Review the listing and copy each line that holds the word "nurse".

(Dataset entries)
— begin —
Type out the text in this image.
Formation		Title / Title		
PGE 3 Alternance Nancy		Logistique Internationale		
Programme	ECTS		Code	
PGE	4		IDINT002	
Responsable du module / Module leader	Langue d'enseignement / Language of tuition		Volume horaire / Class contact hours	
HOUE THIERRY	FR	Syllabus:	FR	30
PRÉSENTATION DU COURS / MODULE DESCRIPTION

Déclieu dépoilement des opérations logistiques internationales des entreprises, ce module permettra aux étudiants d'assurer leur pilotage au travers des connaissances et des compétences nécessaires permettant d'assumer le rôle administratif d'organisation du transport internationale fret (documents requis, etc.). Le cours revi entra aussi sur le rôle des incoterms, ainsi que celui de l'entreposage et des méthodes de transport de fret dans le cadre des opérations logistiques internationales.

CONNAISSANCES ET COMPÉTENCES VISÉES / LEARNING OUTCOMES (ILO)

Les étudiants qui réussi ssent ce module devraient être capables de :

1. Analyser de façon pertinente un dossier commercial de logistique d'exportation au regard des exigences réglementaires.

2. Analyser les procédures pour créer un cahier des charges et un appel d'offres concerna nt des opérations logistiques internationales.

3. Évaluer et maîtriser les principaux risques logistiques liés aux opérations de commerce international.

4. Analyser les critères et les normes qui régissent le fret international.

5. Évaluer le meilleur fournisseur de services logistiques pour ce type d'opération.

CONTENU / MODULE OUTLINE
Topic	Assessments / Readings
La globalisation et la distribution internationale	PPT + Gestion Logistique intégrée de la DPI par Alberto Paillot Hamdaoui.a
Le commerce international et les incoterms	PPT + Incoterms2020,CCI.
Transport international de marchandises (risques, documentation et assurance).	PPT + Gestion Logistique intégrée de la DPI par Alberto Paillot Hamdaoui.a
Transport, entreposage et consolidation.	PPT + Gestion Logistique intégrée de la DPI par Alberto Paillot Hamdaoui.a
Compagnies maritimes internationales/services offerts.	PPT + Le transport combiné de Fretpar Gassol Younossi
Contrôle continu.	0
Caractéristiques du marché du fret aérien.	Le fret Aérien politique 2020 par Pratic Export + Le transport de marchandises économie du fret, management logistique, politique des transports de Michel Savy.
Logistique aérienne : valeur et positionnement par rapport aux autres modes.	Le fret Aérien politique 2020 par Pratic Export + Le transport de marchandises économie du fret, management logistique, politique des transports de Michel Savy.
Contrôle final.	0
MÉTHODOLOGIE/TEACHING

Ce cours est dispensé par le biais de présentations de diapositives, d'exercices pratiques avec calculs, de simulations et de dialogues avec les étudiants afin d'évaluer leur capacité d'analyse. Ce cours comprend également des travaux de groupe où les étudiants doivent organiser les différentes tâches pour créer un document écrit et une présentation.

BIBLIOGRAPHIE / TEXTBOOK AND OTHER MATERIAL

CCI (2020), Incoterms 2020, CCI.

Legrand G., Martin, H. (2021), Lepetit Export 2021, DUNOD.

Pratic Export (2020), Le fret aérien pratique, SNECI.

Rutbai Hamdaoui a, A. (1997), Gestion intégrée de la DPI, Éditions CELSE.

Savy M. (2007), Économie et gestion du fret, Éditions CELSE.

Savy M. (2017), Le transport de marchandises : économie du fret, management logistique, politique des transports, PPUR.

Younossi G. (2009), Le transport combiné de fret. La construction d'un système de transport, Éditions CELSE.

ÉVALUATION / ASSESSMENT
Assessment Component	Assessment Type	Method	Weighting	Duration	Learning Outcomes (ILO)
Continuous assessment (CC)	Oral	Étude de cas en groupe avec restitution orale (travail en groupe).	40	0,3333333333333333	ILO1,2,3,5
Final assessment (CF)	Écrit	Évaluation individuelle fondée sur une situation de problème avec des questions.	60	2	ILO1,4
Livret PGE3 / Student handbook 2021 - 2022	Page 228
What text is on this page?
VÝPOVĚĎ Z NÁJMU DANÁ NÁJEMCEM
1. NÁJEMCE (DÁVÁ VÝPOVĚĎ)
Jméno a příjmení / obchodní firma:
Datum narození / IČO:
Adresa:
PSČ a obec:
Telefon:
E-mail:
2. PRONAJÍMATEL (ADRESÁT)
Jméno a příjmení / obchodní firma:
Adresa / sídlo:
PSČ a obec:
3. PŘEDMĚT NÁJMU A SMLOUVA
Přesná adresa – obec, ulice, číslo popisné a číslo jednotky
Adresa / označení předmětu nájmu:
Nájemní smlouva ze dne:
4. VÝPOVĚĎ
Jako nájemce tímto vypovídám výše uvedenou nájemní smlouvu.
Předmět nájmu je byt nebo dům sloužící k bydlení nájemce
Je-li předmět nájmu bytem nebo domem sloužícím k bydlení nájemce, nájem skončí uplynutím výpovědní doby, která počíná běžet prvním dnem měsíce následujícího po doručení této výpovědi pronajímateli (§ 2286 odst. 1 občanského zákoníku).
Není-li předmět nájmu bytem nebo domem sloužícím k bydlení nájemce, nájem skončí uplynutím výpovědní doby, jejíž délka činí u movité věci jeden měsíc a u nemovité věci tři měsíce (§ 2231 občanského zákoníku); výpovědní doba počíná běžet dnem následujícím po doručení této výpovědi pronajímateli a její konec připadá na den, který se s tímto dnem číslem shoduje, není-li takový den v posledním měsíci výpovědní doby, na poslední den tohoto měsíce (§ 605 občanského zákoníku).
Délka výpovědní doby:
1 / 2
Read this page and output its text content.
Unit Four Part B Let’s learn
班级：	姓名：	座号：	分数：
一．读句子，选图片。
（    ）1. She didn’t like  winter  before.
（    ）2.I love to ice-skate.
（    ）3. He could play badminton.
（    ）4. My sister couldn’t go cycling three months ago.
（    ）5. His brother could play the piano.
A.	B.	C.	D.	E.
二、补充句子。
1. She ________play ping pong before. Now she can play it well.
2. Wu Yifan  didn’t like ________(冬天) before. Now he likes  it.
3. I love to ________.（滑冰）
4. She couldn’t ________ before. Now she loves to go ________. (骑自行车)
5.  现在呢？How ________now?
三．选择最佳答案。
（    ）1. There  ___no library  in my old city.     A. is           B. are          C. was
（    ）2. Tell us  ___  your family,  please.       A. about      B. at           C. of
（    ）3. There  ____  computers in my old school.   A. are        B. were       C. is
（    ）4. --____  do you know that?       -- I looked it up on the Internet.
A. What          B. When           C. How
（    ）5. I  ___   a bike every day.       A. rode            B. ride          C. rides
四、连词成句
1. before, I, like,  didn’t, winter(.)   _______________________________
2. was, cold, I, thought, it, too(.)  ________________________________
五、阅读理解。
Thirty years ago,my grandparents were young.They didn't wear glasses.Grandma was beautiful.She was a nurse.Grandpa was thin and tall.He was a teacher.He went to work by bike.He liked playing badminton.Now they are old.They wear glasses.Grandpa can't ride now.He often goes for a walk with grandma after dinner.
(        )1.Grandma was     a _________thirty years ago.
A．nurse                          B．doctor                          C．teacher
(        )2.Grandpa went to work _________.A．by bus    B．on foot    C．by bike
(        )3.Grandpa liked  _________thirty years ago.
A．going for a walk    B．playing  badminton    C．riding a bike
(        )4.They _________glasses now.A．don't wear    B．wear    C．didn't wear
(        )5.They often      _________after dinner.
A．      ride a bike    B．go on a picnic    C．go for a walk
— end —
(Result for this task)
Thirty years ago,my grandparents were young.They didn't wear glasses.Grandma was beautiful.She was a nurse.Grandpa was thin and tall.He was a teacher.He went to work by bike.He liked playing badminton.Now they are old.They wear glasses.Grandpa can't ride now.He often goes for a walk with grandma after dinner.
A．nurse                          B．doctor                          C．teacher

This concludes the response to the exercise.